Data supplied ->
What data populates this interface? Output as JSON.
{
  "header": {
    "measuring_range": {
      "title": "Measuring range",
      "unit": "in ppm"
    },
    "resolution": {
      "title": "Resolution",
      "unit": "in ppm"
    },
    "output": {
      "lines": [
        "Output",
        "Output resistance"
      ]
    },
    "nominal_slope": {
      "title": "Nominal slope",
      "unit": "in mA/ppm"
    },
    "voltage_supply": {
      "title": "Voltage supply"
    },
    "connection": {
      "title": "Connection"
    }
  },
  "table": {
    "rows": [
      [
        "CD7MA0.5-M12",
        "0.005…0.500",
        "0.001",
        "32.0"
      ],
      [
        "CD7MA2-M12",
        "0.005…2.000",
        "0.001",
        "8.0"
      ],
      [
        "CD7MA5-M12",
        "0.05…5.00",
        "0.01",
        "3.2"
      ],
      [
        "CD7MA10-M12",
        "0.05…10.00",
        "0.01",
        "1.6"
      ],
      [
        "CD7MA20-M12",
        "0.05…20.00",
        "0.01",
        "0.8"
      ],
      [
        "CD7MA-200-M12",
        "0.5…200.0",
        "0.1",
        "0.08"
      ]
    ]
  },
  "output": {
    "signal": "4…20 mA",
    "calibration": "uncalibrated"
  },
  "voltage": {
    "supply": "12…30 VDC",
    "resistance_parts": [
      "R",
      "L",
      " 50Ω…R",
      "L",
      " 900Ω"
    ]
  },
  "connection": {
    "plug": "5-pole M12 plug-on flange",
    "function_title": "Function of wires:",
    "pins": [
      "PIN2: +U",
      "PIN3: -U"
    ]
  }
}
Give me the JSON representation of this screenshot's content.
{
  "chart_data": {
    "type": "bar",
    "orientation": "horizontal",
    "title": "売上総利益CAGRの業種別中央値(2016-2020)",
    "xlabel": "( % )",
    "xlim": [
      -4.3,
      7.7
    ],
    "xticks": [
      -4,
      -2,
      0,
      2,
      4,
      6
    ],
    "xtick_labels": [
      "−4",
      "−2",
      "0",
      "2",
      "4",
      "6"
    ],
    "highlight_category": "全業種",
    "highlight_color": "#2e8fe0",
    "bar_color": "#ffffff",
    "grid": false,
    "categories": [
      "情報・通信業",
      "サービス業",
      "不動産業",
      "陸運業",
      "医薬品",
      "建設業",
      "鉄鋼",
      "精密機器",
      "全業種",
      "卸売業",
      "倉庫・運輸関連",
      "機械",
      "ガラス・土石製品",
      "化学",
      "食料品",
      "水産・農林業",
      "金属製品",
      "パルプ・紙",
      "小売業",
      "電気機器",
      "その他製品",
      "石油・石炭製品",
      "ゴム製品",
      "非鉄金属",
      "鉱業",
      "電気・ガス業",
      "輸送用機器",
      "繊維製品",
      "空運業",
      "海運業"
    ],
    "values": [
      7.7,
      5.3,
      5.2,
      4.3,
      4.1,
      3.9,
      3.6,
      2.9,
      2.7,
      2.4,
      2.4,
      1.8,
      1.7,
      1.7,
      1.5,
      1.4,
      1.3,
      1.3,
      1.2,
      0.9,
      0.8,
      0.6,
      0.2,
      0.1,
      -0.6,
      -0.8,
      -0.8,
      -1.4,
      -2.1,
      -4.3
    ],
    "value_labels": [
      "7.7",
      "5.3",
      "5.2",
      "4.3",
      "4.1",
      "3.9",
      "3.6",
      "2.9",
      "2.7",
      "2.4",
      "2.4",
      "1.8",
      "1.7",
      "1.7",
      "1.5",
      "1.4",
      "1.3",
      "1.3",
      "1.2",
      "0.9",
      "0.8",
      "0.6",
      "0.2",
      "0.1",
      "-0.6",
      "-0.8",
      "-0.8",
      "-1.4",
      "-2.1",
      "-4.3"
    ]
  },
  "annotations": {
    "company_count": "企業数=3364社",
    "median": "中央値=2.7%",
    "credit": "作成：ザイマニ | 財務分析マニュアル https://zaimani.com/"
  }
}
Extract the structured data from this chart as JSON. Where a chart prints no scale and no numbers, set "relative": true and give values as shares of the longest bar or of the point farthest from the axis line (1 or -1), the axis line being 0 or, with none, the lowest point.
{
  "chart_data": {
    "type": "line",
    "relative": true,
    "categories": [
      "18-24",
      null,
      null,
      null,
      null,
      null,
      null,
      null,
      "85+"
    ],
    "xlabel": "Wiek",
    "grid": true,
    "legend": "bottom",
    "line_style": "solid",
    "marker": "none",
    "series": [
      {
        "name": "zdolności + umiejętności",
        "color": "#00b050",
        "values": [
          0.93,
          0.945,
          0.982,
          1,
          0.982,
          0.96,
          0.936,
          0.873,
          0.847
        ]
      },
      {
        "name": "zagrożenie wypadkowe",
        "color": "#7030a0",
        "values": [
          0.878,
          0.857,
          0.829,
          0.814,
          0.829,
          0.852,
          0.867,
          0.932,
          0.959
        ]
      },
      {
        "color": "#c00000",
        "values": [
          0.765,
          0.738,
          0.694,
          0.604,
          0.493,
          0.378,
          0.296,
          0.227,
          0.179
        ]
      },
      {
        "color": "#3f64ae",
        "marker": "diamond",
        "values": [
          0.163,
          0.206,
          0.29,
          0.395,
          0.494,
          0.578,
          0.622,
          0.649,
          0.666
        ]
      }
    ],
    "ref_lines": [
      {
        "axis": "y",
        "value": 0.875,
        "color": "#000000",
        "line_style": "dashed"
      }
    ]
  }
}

Directions for this task -> Write each line above out exactly.

Response to the task ->
What data populates this interface? Output as JSON.
{
  "header": {
    "measuring_range": {
      "title": "Measuring range",
      "unit": "in ppm"
    },
    "resolution": {
      "title": "Resolution",
      "unit": "in ppm"
    },
    "output": {
      "lines": [
        "Output",
        "Output resistance"
      ]
    },
    "nominal_slope": {
      "title": "Nominal slope",
      "unit": "in mA/ppm"
    },
    "voltage_supply": {
      "title": "Voltage supply"
    },
    "connection": {
      "title": "Connection"
    }
  },
  "table": {
    "rows": [
      [
        "CD7MA0.5-M12",
        "0.005…0.500",
        "0.001",
        "32.0"
      ],
      [
        "CD7MA2-M12",
        "0.005…2.000",
        "0.001",
        "8.0"
      ],
      [
        "CD7MA5-M12",
        "0.05…5.00",
        "0.01",
        "3.2"
      ],
      [
        "CD7MA10-M12",
        "0.05…10.00",
        "0.01",
        "1.6"
      ],
      [
        "CD7MA20-M12",
        "0.05…20.00",
        "0.01",
        "0.8"
      ],
      [
        "CD7MA-200-M12",
        "0.5…200.0",
        "0.1",
        "0.08"
      ]
    ]
  },
  "output": {
    "signal": "4…20 mA",
    "calibration": "uncalibrated"
  },
  "voltage": {
    "supply": "12…30 VDC",
    "resistance_parts": [
      "R",
      "L",
      " 50Ω…R",
      "L",
      " 900Ω"
    ]
  },
  "connection": {
    "plug": "5-pole M12 plug-on flange",
    "function_title": "Function of wires:",
    "pins": [
      "PIN2: +U",
      "PIN3: -U"
    ]
  }
}
Give me the JSON representation of this screenshot's content.
{
  "chart_data": {
    "type": "bar",
    "orientation": "horizontal",
    "title": "売上総利益CAGRの業種別中央値(2016-2020)",
    "xlabel": "( % )",
    "xlim": [
      -4.3,
      7.7
    ],
    "xticks": [
      -4,
      -2,
      0,
      2,
      4,
      6
    ],
    "xtick_labels": [
      "−4",
      "−2",
      "0",
      "2",
      "4",
      "6"
    ],
    "highlight_category": "全業種",
    "highlight_color": "#2e8fe0",
    "bar_color": "#ffffff",
    "grid": false,
    "categories": [
      "情報・通信業",
      "サービス業",
      "不動産業",
      "陸運業",
      "医薬品",
      "建設業",
      "鉄鋼",
      "精密機器",
      "全業種",
      "卸売業",
      "倉庫・運輸関連",
      "機械",
      "ガラス・土石製品",
      "化学",
      "食料品",
      "水産・農林業",
      "金属製品",
      "パルプ・紙",
      "小売業",
      "電気機器",
      "その他製品",
      "石油・石炭製品",
      "ゴム製品",
      "非鉄金属",
      "鉱業",
      "電気・ガス業",
      "輸送用機器",
      "繊維製品",
      "空運業",
      "海運業"
    ],
    "values": [
      7.7,
      5.3,
      5.2,
      4.3,
      4.1,
      3.9,
      3.6,
      2.9,
      2.7,
      2.4,
      2.4,
      1.8,
      1.7,
      1.7,
      1.5,
      1.4,
      1.3,
      1.3,
      1.2,
      0.9,
      0.8,
      0.6,
      0.2,
      0.1,
      -0.6,
      -0.8,
      -0.8,
      -1.4,
      -2.1,
      -4.3
    ],
    "value_labels": [
      "7.7",
      "5.3",
      "5.2",
      "4.3",
      "4.1",
      "3.9",
      "3.6",
      "2.9",
      "2.7",
      "2.4",
      "2.4",
      "1.8",
      "1.7",
      "1.7",
      "1.5",
      "1.4",
      "1.3",
      "1.3",
      "1.2",
      "0.9",
      "0.8",
      "0.6",
      "0.2",
      "0.1",
      "-0.6",
      "-0.8",
      "-0.8",
      "-1.4",
      "-2.1",
      "-4.3"
    ]
  },
  "annotations": {
    "company_count": "企業数=3364社",
    "median": "中央値=2.7%",
    "credit": "作成：ザイマニ | 財務分析マニュアル https://zaimani.com/"
  }
}
Extract the structured data from this chart as JSON. Where a chart prints no scale and no numbers, set "relative": true and give values as shares of the longest bar or of the point farthest from the axis line (1 or -1), the axis line being 0 or, with none, the lowest point.
{
  "chart_data": {
    "type": "line",
    "relative": true,
    "categories": [
      "18-24",
      null,
      null,
      null,
      null,
      null,
      null,
      null,
      "85+"
    ],
    "xlabel": "Wiek",
    "grid": true,
    "legend": "bottom",
    "line_style": "solid",
    "marker": "none",
    "series": [
      {
        "name": "zdolności + umiejętności",
        "color": "#00b050",
        "values": [
          0.93,
          0.945,
          0.982,
          1,
          0.982,
          0.96,
          0.936,
          0.873,
          0.847
        ]
      },
      {
        "name": "zagrożenie wypadkowe",
        "color": "#7030a0",
        "values": [
          0.878,
          0.857,
          0.829,
          0.814,
          0.829,
          0.852,
          0.867,
          0.932,
          0.959
        ]
      },
      {
        "color": "#c00000",
        "values": [
          0.765,
          0.738,
          0.694,
          0.604,
          0.493,
          0.378,
          0.296,
          0.227,
          0.179
        ]
      },
      {
        "color": "#3f64ae",
        "marker": "diamond",
        "values": [
          0.163,
          0.206,
          0.29,
          0.395,
          0.494,
          0.578,
          0.622,
          0.649,
          0.666
        ]
      }
    ],
    "ref_lines": [
      {
        "axis": "y",
        "value": 0.875,
        "color": "#000000",
        "line_style": "dashed"
      }
    ]
  }
}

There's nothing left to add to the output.